== What to do ==
Reproduce all of the data exactly.

== The data ==
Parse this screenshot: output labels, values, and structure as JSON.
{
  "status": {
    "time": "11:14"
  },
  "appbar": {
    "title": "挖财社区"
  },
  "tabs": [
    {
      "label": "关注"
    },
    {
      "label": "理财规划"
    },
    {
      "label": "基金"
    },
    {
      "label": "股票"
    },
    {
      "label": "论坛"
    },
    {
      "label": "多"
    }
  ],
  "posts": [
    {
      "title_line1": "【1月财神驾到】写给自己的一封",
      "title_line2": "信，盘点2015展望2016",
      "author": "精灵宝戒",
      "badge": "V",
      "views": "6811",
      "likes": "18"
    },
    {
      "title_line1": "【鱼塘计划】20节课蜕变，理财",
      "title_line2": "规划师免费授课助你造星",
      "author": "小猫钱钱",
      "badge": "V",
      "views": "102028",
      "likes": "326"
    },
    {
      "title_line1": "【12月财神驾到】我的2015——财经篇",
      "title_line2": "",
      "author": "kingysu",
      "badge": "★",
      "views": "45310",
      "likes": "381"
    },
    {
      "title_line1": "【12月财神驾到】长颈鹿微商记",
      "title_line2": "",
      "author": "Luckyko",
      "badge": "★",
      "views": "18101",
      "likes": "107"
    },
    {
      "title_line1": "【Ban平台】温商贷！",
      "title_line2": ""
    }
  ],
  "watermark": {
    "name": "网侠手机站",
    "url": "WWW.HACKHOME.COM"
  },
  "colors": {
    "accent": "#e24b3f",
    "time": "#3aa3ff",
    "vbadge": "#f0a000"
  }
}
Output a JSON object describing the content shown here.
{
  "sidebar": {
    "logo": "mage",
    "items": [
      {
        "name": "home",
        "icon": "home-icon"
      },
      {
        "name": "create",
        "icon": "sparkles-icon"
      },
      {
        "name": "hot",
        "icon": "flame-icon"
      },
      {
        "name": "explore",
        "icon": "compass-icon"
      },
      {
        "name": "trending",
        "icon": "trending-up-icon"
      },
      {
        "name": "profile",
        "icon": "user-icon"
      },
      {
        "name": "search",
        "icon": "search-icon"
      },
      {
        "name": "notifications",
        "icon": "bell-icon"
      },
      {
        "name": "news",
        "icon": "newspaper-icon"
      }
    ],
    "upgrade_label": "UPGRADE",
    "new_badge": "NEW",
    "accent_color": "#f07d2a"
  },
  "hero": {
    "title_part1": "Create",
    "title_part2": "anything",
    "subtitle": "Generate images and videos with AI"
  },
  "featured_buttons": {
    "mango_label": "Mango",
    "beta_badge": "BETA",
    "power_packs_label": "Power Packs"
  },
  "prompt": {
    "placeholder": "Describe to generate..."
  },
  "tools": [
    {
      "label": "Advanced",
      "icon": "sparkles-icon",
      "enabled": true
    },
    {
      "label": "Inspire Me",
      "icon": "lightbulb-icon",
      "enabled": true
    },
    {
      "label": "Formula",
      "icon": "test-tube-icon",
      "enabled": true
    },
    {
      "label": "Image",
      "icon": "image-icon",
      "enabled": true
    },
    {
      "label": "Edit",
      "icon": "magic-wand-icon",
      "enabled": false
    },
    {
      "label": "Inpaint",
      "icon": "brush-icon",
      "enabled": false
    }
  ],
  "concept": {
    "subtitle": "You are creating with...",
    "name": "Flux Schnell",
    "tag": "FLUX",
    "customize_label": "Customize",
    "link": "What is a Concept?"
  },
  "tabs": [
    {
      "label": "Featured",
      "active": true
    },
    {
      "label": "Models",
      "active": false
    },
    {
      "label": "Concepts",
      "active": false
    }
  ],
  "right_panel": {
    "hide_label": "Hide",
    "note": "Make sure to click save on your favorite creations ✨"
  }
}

== Reply ==
Parse this screenshot: output labels, values, and structure as JSON.
{
  "status": {
    "time": "11:14"
  },
  "appbar": {
    "title": "挖财社区"
  },
  "tabs": [
    {
      "label": "关注"
    },
    {
      "label": "理财规划"
    },
    {
      "label": "基金"
    },
    {
      "label": "股票"
    },
    {
      "label": "论坛"
    },
    {
      "label": "多"
    }
  ],
  "posts": [
    {
      "title_line1": "【1月财神驾到】写给自己的一封",
      "title_line2": "信，盘点2015展望2016",
      "author": "精灵宝戒",
      "badge": "V",
      "views": "6811",
      "likes": "18"
    },
    {
      "title_line1": "【鱼塘计划】20节课蜕变，理财",
      "title_line2": "规划师免费授课助你造星",
      "author": "小猫钱钱",
      "badge": "V",
      "views": "102028",
      "likes": "326"
    },
    {
      "title_line1": "【12月财神驾到】我的2015——财经篇",
      "title_line2": "",
      "author": "kingysu",
      "badge": "★",
      "views": "45310",
      "likes": "381"
    },
    {
      "title_line1": "【12月财神驾到】长颈鹿微商记",
      "title_line2": "",
      "author": "Luckyko",
      "badge": "★",
      "views": "18101",
      "likes": "107"
    },
    {
      "title_line1": "【Ban平台】温商贷！",
      "title_line2": ""
    }
  ],
  "watermark": {
    "name": "网侠手机站",
    "url": "WWW.HACKHOME.COM"
  },
  "colors": {
    "accent": "#e24b3f",
    "time": "#3aa3ff",
    "vbadge": "#f0a000"
  }
}
Output a JSON object describing the content shown here.
{
  "sidebar": {
    "logo": "mage",
    "items": [
      {
        "name": "home",
        "icon": "home-icon"
      },
      {
        "name": "create",
        "icon": "sparkles-icon"
      },
      {
        "name": "hot",
        "icon": "flame-icon"
      },
      {
        "name": "explore",
        "icon": "compass-icon"
      },
      {
        "name": "trending",
        "icon": "trending-up-icon"
      },
      {
        "name": "profile",
        "icon": "user-icon"
      },
      {
        "name": "search",
        "icon": "search-icon"
      },
      {
        "name": "notifications",
        "icon": "bell-icon"
      },
      {
        "name": "news",
        "icon": "newspaper-icon"
      }
    ],
    "upgrade_label": "UPGRADE",
    "new_badge": "NEW",
    "accent_color": "#f07d2a"
  },
  "hero": {
    "title_part1": "Create",
    "title_part2": "anything",
    "subtitle": "Generate images and videos with AI"
  },
  "featured_buttons": {
    "mango_label": "Mango",
    "beta_badge": "BETA",
    "power_packs_label": "Power Packs"
  },
  "prompt": {
    "placeholder": "Describe to generate..."
  },
  "tools": [
    {
      "label": "Advanced",
      "icon": "sparkles-icon",
      "enabled": true
    },
    {
      "label": "Inspire Me",
      "icon": "lightbulb-icon",
      "enabled": true
    },
    {
      "label": "Formula",
      "icon": "test-tube-icon",
      "enabled": true
    },
    {
      "label": "Image",
      "icon": "image-icon",
      "enabled": true
    },
    {
      "label": "Edit",
      "icon": "magic-wand-icon",
      "enabled": false
    },
    {
      "label": "Inpaint",
      "icon": "brush-icon",
      "enabled": false
    }
  ],
  "concept": {
    "subtitle": "You are creating with...",
    "name": "Flux Schnell",
    "tag": "FLUX",
    "customize_label": "Customize",
    "link": "What is a Concept?"
  },
  "tabs": [
    {
      "label": "Featured",
      "active": true
    },
    {
      "label": "Models",
      "active": false
    },
    {
      "label": "Concepts",
      "active": false
    }
  ],
  "right_panel": {
    "hide_label": "Hide",
    "note": "Make sure to click save on your favorite creations ✨"
  }
}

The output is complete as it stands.